[Begin Extracted information]
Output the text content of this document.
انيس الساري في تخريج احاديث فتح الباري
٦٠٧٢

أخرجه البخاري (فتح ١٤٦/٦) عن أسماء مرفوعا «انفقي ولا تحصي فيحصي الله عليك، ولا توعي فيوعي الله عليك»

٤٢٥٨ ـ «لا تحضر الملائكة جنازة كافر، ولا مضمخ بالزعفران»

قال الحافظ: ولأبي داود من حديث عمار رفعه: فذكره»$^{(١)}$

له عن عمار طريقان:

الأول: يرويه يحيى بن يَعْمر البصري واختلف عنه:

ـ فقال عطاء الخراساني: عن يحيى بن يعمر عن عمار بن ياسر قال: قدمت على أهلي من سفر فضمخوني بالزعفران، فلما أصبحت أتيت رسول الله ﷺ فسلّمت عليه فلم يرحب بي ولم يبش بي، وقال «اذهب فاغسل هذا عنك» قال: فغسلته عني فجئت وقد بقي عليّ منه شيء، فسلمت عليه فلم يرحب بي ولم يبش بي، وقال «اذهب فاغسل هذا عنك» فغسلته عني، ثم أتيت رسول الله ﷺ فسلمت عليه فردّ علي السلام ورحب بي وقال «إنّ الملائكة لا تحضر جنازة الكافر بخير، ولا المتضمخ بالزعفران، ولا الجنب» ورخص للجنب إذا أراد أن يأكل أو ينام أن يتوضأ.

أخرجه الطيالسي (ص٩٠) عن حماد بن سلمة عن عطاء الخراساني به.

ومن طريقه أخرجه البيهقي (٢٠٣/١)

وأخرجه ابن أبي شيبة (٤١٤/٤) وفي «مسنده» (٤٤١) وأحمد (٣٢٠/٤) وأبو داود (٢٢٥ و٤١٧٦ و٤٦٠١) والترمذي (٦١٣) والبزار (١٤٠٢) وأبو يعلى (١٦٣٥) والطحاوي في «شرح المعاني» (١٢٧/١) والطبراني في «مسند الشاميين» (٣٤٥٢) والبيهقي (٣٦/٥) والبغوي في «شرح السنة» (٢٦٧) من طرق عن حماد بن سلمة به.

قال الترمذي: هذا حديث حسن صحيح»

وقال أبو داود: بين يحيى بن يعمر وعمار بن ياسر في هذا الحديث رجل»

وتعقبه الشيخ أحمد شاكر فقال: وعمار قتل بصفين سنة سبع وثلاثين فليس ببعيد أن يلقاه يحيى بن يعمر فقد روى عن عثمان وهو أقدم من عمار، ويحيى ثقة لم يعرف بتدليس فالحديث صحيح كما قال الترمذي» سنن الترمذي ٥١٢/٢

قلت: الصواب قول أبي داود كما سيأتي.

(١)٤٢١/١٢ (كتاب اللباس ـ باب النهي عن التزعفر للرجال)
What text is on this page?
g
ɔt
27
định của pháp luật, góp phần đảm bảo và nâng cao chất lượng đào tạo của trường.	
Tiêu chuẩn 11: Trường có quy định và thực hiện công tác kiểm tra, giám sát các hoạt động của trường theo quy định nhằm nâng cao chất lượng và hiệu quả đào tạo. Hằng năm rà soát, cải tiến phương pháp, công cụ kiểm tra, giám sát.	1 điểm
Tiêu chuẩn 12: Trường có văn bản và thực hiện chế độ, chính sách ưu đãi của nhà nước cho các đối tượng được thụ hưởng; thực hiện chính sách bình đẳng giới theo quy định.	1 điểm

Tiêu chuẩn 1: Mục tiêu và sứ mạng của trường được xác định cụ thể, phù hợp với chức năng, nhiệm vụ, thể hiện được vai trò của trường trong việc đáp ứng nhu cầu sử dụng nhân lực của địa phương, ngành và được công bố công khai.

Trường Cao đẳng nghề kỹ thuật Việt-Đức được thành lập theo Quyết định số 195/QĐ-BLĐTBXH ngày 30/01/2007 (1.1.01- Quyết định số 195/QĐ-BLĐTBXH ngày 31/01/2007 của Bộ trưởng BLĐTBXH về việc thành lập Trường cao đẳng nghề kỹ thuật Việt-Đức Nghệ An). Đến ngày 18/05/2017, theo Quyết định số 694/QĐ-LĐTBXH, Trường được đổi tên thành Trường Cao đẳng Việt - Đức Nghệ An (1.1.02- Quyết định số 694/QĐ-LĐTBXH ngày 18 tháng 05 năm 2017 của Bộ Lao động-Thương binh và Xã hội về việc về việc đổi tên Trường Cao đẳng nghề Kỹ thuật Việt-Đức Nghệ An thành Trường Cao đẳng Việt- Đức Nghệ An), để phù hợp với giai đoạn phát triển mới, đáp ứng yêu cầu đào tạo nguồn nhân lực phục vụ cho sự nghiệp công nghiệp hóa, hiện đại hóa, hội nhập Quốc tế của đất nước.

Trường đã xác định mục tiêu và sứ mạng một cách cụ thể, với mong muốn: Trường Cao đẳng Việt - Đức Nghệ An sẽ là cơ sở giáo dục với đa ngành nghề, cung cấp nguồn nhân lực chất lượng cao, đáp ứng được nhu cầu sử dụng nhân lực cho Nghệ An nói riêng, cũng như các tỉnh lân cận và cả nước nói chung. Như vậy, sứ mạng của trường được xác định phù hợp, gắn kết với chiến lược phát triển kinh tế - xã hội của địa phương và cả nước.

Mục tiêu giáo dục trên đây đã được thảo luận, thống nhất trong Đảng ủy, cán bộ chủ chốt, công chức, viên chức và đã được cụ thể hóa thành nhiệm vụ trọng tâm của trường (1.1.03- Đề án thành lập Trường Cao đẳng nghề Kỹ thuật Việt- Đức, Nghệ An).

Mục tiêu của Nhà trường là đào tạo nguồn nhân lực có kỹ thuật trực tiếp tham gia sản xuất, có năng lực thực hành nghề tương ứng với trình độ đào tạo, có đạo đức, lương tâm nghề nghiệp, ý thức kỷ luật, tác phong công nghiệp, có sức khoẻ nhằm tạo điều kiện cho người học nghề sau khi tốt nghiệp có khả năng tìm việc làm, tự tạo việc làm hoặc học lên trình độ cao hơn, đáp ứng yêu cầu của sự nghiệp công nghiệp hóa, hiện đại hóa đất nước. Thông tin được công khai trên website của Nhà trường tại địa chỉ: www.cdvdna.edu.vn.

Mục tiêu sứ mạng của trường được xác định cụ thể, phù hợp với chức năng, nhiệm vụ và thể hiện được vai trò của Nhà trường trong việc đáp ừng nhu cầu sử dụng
[End Extracted information]
[Begin Extracted information]
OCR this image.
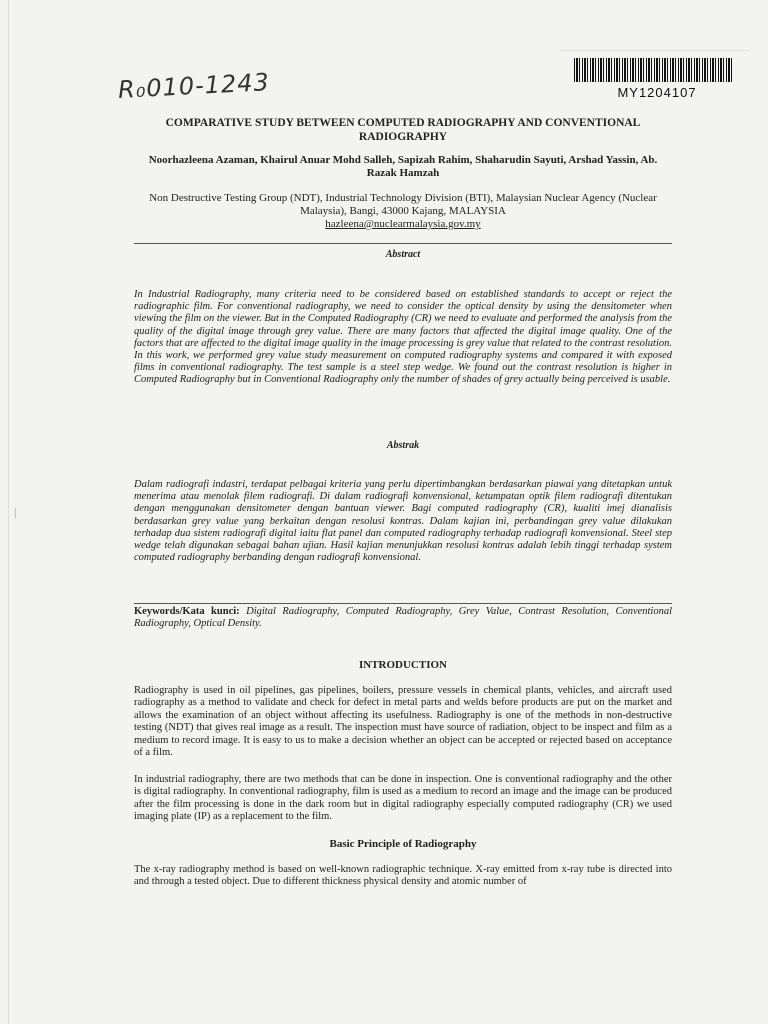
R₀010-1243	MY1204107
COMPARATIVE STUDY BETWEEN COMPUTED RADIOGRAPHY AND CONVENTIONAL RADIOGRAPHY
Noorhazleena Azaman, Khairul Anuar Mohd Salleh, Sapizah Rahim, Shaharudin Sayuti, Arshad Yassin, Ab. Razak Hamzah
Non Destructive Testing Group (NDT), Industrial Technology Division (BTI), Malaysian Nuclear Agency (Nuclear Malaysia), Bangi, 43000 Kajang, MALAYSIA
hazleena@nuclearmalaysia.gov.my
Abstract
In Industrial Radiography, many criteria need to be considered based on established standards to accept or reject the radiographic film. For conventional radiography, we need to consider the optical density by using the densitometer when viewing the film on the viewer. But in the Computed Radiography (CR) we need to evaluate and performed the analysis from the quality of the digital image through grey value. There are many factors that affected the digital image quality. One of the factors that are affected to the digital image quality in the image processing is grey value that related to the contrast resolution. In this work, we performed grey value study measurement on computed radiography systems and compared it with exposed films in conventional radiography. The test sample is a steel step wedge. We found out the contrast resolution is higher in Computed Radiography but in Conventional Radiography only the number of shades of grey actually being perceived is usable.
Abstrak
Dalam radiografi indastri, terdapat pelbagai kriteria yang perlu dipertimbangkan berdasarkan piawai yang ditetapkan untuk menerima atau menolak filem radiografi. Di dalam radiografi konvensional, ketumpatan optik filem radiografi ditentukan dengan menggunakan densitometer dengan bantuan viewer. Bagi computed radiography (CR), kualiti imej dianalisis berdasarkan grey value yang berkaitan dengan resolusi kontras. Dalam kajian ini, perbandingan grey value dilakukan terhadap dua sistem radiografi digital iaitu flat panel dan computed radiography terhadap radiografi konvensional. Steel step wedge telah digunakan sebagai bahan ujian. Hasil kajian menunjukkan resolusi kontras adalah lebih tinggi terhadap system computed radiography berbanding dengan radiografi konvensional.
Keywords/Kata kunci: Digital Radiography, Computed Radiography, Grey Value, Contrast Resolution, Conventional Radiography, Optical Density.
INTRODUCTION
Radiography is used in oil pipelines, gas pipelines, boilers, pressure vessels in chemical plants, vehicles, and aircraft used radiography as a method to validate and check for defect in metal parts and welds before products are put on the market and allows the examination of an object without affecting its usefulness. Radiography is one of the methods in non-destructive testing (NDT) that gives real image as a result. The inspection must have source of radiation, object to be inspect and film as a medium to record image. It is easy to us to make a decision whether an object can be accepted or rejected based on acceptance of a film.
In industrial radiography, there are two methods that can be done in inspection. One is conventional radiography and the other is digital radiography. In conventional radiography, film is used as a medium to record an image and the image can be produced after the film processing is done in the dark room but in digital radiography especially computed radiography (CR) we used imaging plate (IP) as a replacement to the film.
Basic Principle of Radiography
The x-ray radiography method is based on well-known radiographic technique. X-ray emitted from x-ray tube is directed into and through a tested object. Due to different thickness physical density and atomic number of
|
[End Extracted information]
[Begin Extracted information]
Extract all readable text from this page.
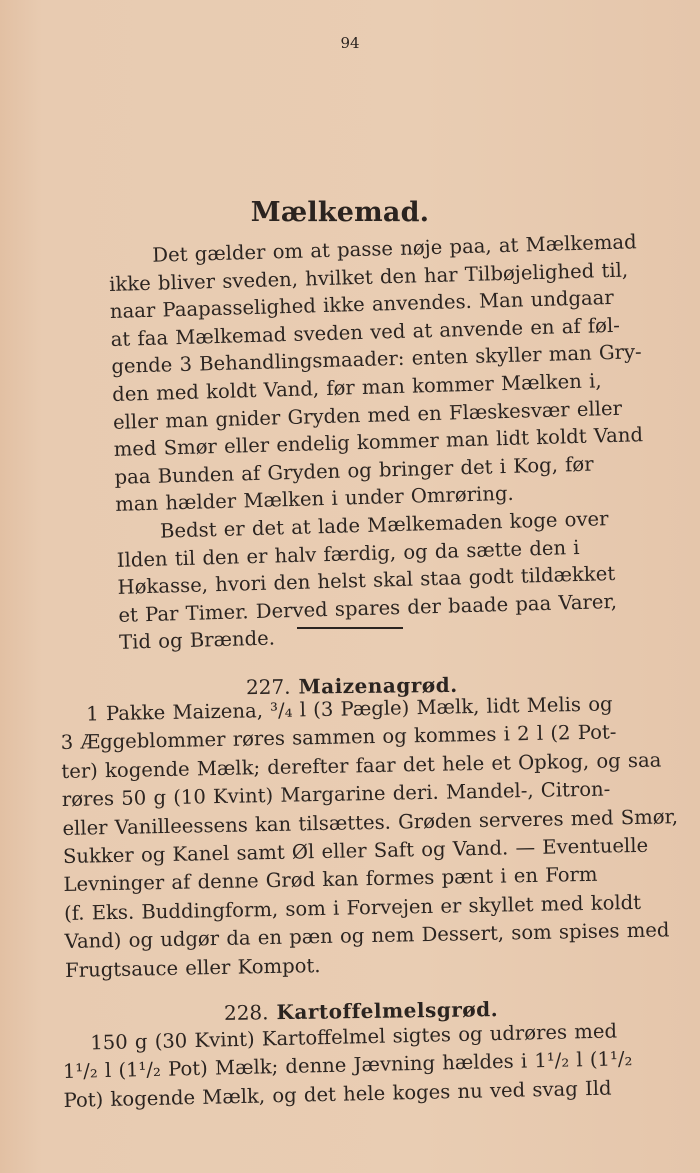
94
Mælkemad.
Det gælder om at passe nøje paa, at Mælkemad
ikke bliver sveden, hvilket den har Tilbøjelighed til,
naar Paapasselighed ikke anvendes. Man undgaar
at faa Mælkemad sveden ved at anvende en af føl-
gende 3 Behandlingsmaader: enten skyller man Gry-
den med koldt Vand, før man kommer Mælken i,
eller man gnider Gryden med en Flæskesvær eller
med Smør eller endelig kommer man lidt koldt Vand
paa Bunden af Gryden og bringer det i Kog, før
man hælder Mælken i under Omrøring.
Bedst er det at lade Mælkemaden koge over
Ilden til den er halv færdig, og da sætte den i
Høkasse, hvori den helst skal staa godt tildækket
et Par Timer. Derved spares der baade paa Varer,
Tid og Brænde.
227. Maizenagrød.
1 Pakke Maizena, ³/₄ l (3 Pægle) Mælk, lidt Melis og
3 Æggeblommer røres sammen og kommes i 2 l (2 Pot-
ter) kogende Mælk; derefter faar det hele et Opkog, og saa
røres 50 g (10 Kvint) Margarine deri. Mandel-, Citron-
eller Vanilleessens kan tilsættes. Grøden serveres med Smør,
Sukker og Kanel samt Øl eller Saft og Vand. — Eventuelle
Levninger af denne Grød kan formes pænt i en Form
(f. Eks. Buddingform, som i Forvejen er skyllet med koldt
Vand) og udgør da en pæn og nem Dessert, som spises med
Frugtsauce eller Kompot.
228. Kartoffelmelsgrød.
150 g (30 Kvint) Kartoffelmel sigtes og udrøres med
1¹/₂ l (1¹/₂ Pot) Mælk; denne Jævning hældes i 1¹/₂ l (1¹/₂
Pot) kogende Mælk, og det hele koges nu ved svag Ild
[End Extracted information]
— Stated exercise —
Search the data for the word "koldt" and copy each line where it appears.

— The reply —
den med koldt Vand, før man kommer Mælken i,
med Smør eller endelig kommer man lidt koldt Vand
(f. Eks. Buddingform, som i Forvejen er skyllet med koldt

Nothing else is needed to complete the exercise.